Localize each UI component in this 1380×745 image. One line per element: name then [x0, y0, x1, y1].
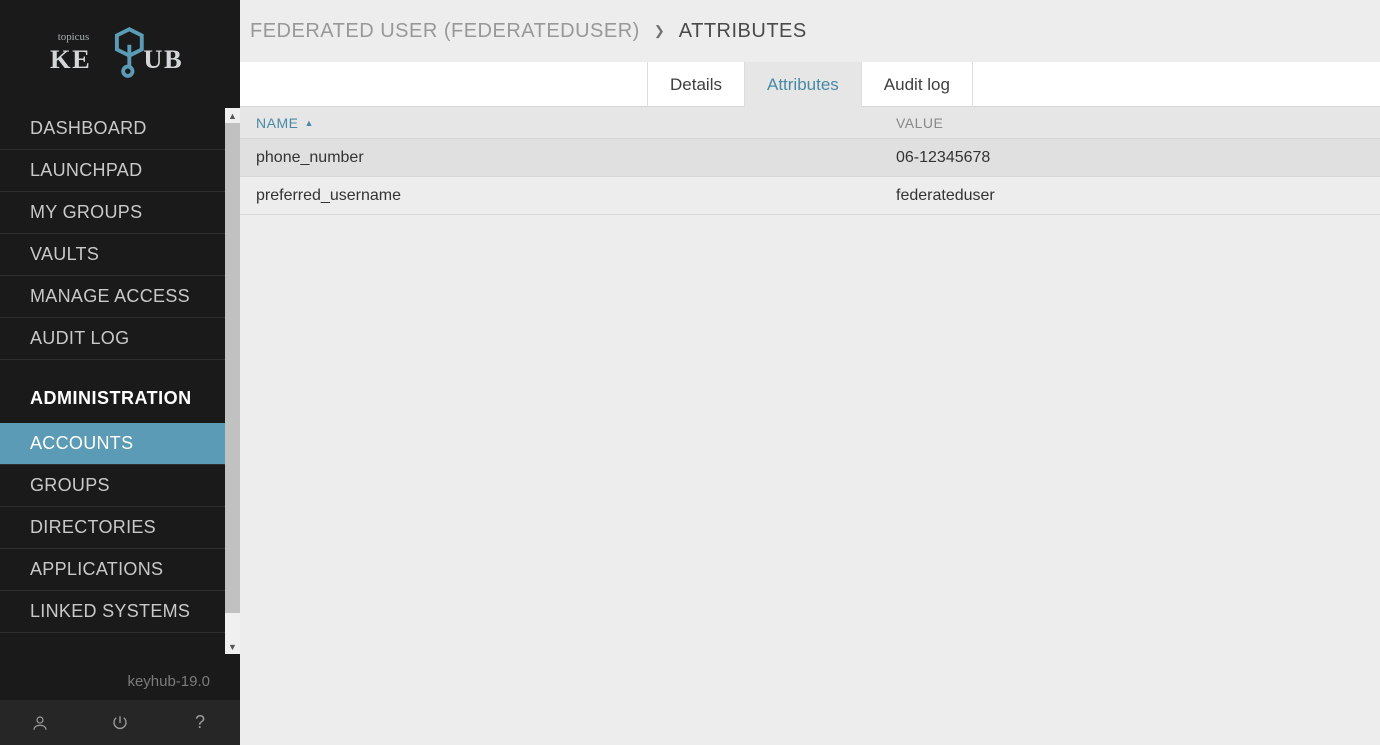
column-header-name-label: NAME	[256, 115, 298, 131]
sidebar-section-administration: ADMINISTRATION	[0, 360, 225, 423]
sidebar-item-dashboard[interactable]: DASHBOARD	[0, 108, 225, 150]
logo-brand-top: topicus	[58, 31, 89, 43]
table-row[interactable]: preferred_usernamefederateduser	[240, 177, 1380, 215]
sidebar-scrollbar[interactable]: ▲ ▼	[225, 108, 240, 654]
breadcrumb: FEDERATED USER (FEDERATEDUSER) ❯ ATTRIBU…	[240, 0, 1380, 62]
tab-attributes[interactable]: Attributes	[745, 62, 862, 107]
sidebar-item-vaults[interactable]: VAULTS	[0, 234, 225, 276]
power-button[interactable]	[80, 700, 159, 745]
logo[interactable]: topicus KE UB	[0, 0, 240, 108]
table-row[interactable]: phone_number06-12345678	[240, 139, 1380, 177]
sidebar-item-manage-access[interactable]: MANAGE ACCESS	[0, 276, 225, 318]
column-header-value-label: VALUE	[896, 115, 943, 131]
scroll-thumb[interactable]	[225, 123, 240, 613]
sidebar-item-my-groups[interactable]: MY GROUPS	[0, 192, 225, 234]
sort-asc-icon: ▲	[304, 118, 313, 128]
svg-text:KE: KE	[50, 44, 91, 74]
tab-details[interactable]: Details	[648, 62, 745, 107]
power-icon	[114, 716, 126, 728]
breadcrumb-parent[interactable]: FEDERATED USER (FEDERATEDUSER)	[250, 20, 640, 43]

+===+

» Direction
Copy every row above character for character, including the instruction line and all box coordinates. Leave out the picture.

» Written solution
Localize each UI component in this 1380×745 image. One line per element: name then [x0, y0, x1, y1].
column-header-name-label: NAME	[256, 115, 298, 131]
sidebar-section-administration: ADMINISTRATION	[0, 360, 225, 423]
sidebar-item-dashboard[interactable]: DASHBOARD	[0, 108, 225, 150]
logo-brand-top: topicus	[58, 31, 89, 43]
table-row[interactable]: preferred_usernamefederateduser	[240, 177, 1380, 215]
sidebar-scrollbar[interactable]: ▲ ▼	[225, 108, 240, 654]
breadcrumb: FEDERATED USER (FEDERATEDUSER) ❯ ATTRIBU…	[240, 0, 1380, 62]
tab-attributes[interactable]: Attributes	[745, 62, 862, 107]
sidebar-item-vaults[interactable]: VAULTS	[0, 234, 225, 276]
power-button[interactable]	[80, 700, 159, 745]
logo[interactable]: topicus KE UB	[0, 0, 240, 108]
table-row[interactable]: phone_number06-12345678	[240, 139, 1380, 177]
sidebar-item-manage-access[interactable]: MANAGE ACCESS	[0, 276, 225, 318]
column-header-value-label: VALUE	[896, 115, 943, 131]
scroll-thumb[interactable]	[225, 123, 240, 613]
sidebar-item-my-groups[interactable]: MY GROUPS	[0, 192, 225, 234]
sort-asc-icon: ▲	[304, 118, 313, 128]
svg-text:KE: KE	[50, 44, 91, 74]
tab-details[interactable]: Details	[648, 62, 745, 107]
power-icon	[114, 716, 126, 728]
breadcrumb-parent[interactable]: FEDERATED USER (FEDERATEDUSER)	[250, 20, 640, 43]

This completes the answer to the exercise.